→ Exercise instructions
Copy each line containing the word "name" from the records that follow, please.
<<<<
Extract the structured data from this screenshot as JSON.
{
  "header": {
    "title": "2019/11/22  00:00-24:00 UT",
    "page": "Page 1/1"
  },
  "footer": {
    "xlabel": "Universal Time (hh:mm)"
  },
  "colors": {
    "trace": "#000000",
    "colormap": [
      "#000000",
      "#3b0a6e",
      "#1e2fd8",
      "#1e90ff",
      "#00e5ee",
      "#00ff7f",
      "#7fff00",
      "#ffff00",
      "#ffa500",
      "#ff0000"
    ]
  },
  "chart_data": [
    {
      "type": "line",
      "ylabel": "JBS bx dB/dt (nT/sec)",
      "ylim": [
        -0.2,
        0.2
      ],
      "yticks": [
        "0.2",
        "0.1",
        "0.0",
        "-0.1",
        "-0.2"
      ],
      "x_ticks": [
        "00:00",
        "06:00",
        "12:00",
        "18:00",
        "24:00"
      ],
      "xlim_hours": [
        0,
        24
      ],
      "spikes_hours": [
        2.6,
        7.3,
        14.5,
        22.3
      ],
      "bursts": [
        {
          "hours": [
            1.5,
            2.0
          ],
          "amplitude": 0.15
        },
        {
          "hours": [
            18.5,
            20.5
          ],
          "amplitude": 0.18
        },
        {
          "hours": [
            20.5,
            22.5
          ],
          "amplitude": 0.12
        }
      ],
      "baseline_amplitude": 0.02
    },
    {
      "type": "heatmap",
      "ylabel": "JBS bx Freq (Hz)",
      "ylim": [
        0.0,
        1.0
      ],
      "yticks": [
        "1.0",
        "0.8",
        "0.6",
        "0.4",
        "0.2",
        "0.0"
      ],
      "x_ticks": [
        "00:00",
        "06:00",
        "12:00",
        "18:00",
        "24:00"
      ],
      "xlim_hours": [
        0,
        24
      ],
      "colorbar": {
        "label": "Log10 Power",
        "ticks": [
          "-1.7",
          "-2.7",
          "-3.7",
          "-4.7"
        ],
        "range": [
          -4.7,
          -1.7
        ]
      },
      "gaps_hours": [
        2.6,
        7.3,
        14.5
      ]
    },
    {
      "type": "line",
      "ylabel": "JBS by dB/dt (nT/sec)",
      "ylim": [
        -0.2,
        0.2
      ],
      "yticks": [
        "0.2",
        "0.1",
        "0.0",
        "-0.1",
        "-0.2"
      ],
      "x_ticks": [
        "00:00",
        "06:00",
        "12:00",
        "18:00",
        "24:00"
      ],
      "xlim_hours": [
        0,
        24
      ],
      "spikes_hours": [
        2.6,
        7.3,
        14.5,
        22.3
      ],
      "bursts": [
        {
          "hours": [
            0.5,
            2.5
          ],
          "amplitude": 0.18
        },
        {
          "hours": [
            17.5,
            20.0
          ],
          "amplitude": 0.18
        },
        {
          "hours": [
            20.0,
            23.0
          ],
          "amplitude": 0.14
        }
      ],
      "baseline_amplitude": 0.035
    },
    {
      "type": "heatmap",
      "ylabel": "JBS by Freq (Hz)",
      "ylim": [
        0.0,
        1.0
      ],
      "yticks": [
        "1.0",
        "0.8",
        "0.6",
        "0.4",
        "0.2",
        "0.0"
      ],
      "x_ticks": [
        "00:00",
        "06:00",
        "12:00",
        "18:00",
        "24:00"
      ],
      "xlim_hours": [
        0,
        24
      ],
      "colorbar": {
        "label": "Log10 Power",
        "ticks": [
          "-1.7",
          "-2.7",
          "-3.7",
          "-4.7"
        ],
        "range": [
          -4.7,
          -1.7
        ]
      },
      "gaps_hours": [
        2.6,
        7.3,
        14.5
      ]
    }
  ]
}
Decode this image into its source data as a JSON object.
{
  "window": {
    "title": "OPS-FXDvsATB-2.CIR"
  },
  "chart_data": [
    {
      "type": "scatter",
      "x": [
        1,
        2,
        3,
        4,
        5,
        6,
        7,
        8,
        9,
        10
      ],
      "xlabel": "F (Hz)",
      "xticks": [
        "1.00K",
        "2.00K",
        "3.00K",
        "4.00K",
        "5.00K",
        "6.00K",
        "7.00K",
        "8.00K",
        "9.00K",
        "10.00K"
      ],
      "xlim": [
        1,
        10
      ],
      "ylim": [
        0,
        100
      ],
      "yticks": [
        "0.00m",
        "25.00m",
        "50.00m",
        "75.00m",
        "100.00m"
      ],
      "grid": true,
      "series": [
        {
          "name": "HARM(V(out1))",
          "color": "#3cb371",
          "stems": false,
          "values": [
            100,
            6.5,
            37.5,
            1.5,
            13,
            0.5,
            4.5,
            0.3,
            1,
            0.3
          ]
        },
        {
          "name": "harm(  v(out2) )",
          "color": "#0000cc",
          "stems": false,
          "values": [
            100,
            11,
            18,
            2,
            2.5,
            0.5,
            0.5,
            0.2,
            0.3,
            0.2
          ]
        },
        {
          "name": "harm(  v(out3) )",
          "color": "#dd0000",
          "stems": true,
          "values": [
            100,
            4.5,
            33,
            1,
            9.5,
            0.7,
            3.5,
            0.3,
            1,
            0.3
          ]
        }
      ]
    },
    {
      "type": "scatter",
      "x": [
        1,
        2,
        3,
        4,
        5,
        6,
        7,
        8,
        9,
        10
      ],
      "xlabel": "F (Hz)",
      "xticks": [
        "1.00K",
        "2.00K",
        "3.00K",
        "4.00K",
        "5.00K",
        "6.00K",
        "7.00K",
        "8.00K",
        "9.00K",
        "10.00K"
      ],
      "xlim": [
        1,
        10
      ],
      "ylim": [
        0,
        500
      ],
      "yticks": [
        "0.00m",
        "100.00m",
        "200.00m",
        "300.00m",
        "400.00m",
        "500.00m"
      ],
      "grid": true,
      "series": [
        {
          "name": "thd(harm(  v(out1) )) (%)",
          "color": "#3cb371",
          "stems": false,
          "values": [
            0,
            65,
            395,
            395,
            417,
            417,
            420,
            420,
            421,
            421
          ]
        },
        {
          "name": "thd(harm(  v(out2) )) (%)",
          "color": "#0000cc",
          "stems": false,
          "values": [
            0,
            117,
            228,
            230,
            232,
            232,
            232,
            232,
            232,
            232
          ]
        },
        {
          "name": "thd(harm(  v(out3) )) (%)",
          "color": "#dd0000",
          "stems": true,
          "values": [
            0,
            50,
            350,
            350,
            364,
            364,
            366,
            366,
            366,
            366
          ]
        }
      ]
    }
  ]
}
>>>>
→ Exercise output
          "name": "HARM(V(out1))",
          "name": "harm(  v(out2) )",
          "name": "harm(  v(out3) )",
          "name": "thd(harm(  v(out1) )) (%)",
          "name": "thd(harm(  v(out2) )) (%)",
          "name": "thd(harm(  v(out3) )) (%)",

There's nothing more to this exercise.